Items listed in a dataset
● ● ● ●

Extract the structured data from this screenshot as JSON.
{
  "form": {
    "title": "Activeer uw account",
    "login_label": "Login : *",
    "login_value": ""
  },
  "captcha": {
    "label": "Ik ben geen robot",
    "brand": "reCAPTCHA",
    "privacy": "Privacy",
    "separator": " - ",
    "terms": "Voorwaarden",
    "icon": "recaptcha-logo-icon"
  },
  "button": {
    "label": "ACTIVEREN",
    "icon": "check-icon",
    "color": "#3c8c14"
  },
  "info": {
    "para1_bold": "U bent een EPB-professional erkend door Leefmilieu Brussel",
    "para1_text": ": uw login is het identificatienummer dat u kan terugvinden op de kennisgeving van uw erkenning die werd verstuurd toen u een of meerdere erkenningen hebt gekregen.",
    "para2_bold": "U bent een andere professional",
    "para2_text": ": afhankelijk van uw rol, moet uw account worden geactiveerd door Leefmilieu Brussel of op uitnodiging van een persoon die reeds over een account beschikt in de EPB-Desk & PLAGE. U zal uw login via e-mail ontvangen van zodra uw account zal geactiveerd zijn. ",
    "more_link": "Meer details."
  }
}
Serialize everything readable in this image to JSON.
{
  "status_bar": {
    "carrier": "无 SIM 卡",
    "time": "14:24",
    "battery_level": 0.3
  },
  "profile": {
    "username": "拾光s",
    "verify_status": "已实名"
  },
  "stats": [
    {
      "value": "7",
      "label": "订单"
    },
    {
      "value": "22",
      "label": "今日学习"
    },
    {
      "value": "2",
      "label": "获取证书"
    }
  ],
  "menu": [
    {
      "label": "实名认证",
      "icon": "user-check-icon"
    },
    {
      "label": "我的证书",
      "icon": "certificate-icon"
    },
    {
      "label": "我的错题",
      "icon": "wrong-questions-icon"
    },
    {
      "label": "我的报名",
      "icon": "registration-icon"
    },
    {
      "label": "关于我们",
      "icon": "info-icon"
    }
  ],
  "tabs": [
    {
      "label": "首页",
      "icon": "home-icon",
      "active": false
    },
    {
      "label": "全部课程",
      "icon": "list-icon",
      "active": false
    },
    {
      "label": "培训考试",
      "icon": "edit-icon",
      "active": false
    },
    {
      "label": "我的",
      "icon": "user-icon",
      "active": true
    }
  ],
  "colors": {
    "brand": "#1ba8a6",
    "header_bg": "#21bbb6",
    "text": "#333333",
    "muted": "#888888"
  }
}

● ● ● ●

§ EXERCISE DETAILS:
Without leaving anything out, give the entries again exactly.

§ EXERCISE RESPONSE:
Extract the structured data from this screenshot as JSON.
{
  "form": {
    "title": "Activeer uw account",
    "login_label": "Login : *",
    "login_value": ""
  },
  "captcha": {
    "label": "Ik ben geen robot",
    "brand": "reCAPTCHA",
    "privacy": "Privacy",
    "separator": " - ",
    "terms": "Voorwaarden",
    "icon": "recaptcha-logo-icon"
  },
  "button": {
    "label": "ACTIVEREN",
    "icon": "check-icon",
    "color": "#3c8c14"
  },
  "info": {
    "para1_bold": "U bent een EPB-professional erkend door Leefmilieu Brussel",
    "para1_text": ": uw login is het identificatienummer dat u kan terugvinden op de kennisgeving van uw erkenning die werd verstuurd toen u een of meerdere erkenningen hebt gekregen.",
    "para2_bold": "U bent een andere professional",
    "para2_text": ": afhankelijk van uw rol, moet uw account worden geactiveerd door Leefmilieu Brussel of op uitnodiging van een persoon die reeds over een account beschikt in de EPB-Desk & PLAGE. U zal uw login via e-mail ontvangen van zodra uw account zal geactiveerd zijn. ",
    "more_link": "Meer details."
  }
}
Serialize everything readable in this image to JSON.
{
  "status_bar": {
    "carrier": "无 SIM 卡",
    "time": "14:24",
    "battery_level": 0.3
  },
  "profile": {
    "username": "拾光s",
    "verify_status": "已实名"
  },
  "stats": [
    {
      "value": "7",
      "label": "订单"
    },
    {
      "value": "22",
      "label": "今日学习"
    },
    {
      "value": "2",
      "label": "获取证书"
    }
  ],
  "menu": [
    {
      "label": "实名认证",
      "icon": "user-check-icon"
    },
    {
      "label": "我的证书",
      "icon": "certificate-icon"
    },
    {
      "label": "我的错题",
      "icon": "wrong-questions-icon"
    },
    {
      "label": "我的报名",
      "icon": "registration-icon"
    },
    {
      "label": "关于我们",
      "icon": "info-icon"
    }
  ],
  "tabs": [
    {
      "label": "首页",
      "icon": "home-icon",
      "active": false
    },
    {
      "label": "全部课程",
      "icon": "list-icon",
      "active": false
    },
    {
      "label": "培训考试",
      "icon": "edit-icon",
      "active": false
    },
    {
      "label": "我的",
      "icon": "user-icon",
      "active": true
    }
  ],
  "colors": {
    "brand": "#1ba8a6",
    "header_bg": "#21bbb6",
    "text": "#333333",
    "muted": "#888888"
  }
}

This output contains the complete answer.